**Work to do:**
Lines containing the string "combo" are to be counted. Write only how many there are.
• • • •
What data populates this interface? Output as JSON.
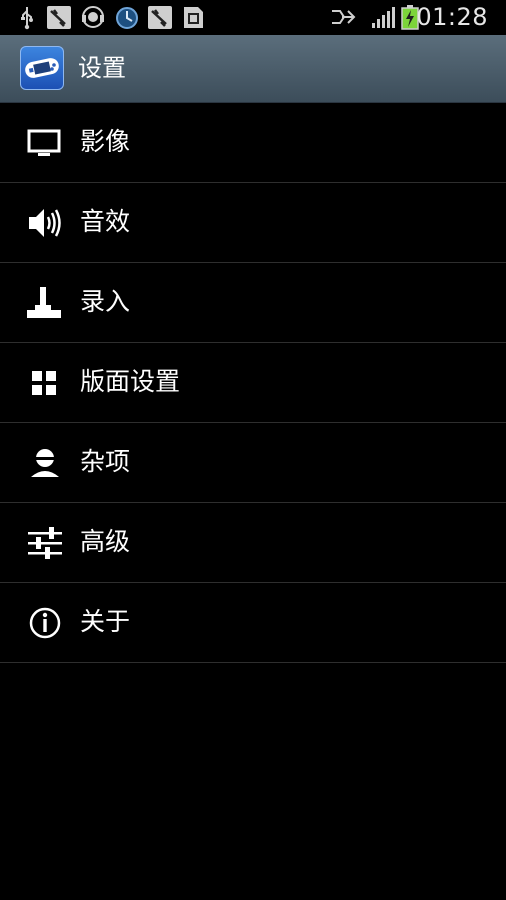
{
  "status_bar": {
    "time": "01:28",
    "icons": [
      "usb-icon",
      "debug-icon",
      "headset-icon",
      "sync-icon",
      "debug-icon",
      "sd-card-icon",
      "signal-icon",
      "battery-charging-icon"
    ]
  },
  "action_bar": {
    "icon": "gba-controller-icon",
    "title": "设置"
  },
  "menu": {
    "items": [
      {
        "label": "影像",
        "icon": "monitor-icon"
      },
      {
        "label": "音效",
        "icon": "speaker-icon"
      },
      {
        "label": "录入",
        "icon": "joystick-icon"
      },
      {
        "label": "版面设置",
        "icon": "grid-icon"
      },
      {
        "label": "杂项",
        "icon": "user-icon"
      },
      {
        "label": "高级",
        "icon": "sliders-icon"
      },
      {
        "label": "关于",
        "icon": "info-icon"
      }
    ]
  },
  "colors": {
    "background": "#000000",
    "action_bar": "#4b5d6b",
    "divider": "#2e2e2e",
    "text": "#ffffff",
    "battery": "#7cd43a"
  }
}
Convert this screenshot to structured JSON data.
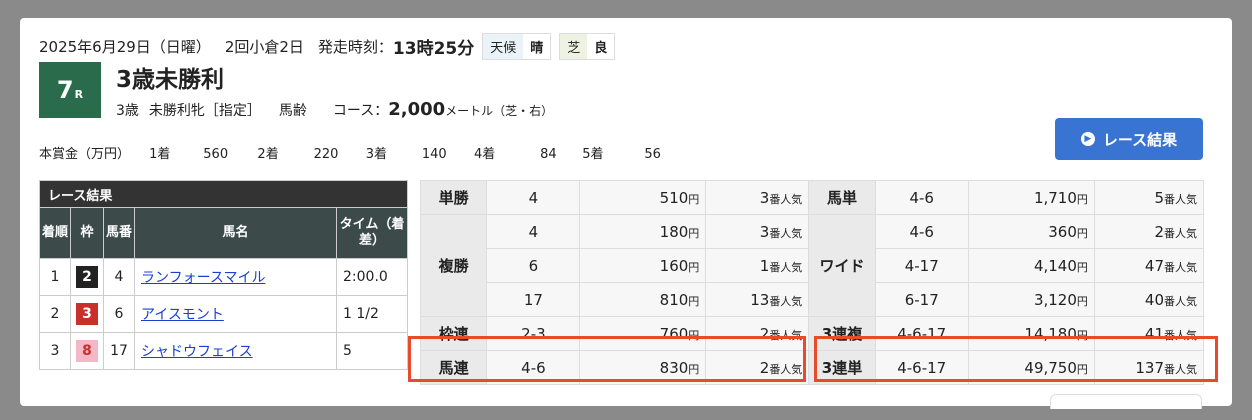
{
  "header": {
    "date": "2025年6月29日（日曜）",
    "meeting": "2回小倉2日",
    "start_label": "発走時刻：",
    "start_time": "13時25分",
    "weather_label": "天候",
    "weather_value": "晴",
    "track_label": "芝",
    "track_value": "良"
  },
  "race": {
    "number": "7",
    "suffix": "R",
    "name": "3歳未勝利",
    "age": "3歳",
    "class": "未勝利牝［指定］",
    "weight": "馬齢",
    "course_label": "コース：",
    "distance": "2,000",
    "unit": "メートル（芝・右）"
  },
  "prize": {
    "label": "本賞金（万円）",
    "items": [
      {
        "place": "1着",
        "amount": "560"
      },
      {
        "place": "2着",
        "amount": "220"
      },
      {
        "place": "3着",
        "amount": "140"
      },
      {
        "place": "4着",
        "amount": "84"
      },
      {
        "place": "5着",
        "amount": "56"
      }
    ]
  },
  "result_button": {
    "label": "レース結果"
  },
  "results": {
    "title": "レース結果",
    "headers": {
      "rank": "着順",
      "waku": "枠",
      "umaban": "馬番",
      "name": "馬名",
      "time": "タイム（着差）"
    },
    "rows": [
      {
        "rank": "1",
        "waku": "2",
        "umaban": "4",
        "name": "ランフォースマイル",
        "time": "2:00.0"
      },
      {
        "rank": "2",
        "waku": "3",
        "umaban": "6",
        "name": "アイスモント",
        "time": "1 1/2"
      },
      {
        "rank": "3",
        "waku": "8",
        "umaban": "17",
        "name": "シャドウフェイス",
        "time": "5"
      }
    ]
  },
  "payout": {
    "yen": "円",
    "ninki": "番人気",
    "tansho": {
      "label": "単勝",
      "combo": "4",
      "amount": "510",
      "pop": "3"
    },
    "fukusho": {
      "label": "複勝",
      "rows": [
        {
          "combo": "4",
          "amount": "180",
          "pop": "3"
        },
        {
          "combo": "6",
          "amount": "160",
          "pop": "1"
        },
        {
          "combo": "17",
          "amount": "810",
          "pop": "13"
        }
      ]
    },
    "wakuren": {
      "label": "枠連",
      "combo": "2-3",
      "amount": "760",
      "pop": "2"
    },
    "umaren": {
      "label": "馬連",
      "combo": "4-6",
      "amount": "830",
      "pop": "2"
    },
    "umatan": {
      "label": "馬単",
      "combo": "4-6",
      "amount": "1,710",
      "pop": "5"
    },
    "wide": {
      "label": "ワイド",
      "rows": [
        {
          "combo": "4-6",
          "amount": "360",
          "pop": "2"
        },
        {
          "combo": "4-17",
          "amount": "4,140",
          "pop": "47"
        },
        {
          "combo": "6-17",
          "amount": "3,120",
          "pop": "40"
        }
      ]
    },
    "sanrenpuku": {
      "label": "3連複",
      "combo": "4-6-17",
      "amount": "14,180",
      "pop": "41"
    },
    "sanrentan": {
      "label": "3連単",
      "combo": "4-6-17",
      "amount": "49,750",
      "pop": "137"
    }
  },
  "colors": {
    "race_badge": "#2a6b4c",
    "button": "#3a74d3",
    "highlight": "#e94b2a",
    "waku2": "#222222",
    "waku3": "#c8302c",
    "waku8": "#f2b8c6"
  }
}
• • • •
**Result for this exercise:**
12